Written request: Only the number is wanted: how many lines hold the word "into"?

____ Material supplied

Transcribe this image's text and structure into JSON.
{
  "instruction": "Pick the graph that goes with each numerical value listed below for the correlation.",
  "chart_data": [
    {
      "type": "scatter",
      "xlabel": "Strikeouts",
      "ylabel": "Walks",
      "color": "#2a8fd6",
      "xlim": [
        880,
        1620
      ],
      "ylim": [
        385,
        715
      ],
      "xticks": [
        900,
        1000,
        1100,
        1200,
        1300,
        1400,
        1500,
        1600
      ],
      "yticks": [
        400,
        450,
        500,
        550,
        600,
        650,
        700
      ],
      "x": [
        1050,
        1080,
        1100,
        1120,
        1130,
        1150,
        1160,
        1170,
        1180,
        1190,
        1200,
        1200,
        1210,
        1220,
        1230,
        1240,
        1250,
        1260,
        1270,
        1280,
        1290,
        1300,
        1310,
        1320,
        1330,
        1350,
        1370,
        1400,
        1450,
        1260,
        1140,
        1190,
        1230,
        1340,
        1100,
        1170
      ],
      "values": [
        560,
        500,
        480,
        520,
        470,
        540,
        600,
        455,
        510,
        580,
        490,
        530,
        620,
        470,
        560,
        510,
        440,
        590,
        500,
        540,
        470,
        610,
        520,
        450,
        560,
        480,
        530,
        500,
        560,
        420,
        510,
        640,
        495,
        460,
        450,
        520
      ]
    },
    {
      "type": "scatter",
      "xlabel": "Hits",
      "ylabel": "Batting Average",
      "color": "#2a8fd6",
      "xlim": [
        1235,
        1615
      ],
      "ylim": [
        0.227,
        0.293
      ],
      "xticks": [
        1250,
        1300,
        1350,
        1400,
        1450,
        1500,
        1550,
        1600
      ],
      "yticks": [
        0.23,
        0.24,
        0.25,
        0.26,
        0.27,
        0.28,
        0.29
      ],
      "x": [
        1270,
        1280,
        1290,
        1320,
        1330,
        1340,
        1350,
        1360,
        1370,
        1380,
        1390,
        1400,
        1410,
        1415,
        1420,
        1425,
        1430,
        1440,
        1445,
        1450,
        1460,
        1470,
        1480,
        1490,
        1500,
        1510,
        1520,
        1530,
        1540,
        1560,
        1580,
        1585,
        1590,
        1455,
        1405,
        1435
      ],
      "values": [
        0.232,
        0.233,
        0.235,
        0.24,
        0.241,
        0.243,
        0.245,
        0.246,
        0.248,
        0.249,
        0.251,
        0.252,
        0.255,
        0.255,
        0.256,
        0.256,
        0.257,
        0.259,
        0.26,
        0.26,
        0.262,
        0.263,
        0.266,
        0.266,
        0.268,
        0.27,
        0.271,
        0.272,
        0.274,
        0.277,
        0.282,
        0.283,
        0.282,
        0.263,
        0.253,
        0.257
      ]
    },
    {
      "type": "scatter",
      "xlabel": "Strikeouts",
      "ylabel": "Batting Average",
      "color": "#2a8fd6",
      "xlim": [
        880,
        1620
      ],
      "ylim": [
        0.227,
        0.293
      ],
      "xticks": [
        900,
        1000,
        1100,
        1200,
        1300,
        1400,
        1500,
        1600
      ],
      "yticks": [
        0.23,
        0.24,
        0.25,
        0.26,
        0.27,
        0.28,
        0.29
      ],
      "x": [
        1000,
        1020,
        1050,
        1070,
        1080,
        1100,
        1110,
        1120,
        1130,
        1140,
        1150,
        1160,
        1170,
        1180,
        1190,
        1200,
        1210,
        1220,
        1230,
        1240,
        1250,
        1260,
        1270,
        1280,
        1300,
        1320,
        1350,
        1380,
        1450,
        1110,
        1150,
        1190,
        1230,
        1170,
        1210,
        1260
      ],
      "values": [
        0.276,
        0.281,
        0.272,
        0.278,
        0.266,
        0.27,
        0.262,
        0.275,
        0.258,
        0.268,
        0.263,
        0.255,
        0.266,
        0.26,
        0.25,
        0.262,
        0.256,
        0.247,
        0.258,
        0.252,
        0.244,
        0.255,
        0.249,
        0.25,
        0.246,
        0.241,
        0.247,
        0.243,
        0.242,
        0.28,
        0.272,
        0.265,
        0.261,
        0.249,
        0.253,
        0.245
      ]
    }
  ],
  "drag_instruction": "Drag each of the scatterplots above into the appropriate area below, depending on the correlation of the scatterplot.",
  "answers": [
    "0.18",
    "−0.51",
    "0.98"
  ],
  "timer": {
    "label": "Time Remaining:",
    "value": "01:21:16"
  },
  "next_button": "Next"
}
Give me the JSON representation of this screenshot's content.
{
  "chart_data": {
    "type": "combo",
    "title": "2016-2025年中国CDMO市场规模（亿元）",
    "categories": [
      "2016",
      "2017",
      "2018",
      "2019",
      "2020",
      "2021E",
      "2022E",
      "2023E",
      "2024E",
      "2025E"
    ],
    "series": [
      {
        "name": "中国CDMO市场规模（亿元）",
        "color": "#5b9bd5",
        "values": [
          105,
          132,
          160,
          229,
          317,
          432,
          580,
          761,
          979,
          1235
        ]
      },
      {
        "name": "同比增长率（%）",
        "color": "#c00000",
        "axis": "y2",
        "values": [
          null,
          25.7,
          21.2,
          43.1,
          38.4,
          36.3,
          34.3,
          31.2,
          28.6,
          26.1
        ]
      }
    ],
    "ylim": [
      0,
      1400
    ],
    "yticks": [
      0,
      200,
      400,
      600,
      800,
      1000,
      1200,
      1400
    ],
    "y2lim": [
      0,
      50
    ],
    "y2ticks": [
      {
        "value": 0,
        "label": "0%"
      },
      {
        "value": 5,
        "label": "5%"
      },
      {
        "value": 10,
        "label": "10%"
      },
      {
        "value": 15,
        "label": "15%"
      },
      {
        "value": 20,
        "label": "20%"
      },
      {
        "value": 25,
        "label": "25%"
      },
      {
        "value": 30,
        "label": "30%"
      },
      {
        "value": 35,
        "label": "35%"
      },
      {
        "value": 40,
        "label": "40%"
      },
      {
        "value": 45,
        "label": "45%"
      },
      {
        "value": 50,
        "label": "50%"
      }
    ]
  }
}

________

Solution to this exercise: 2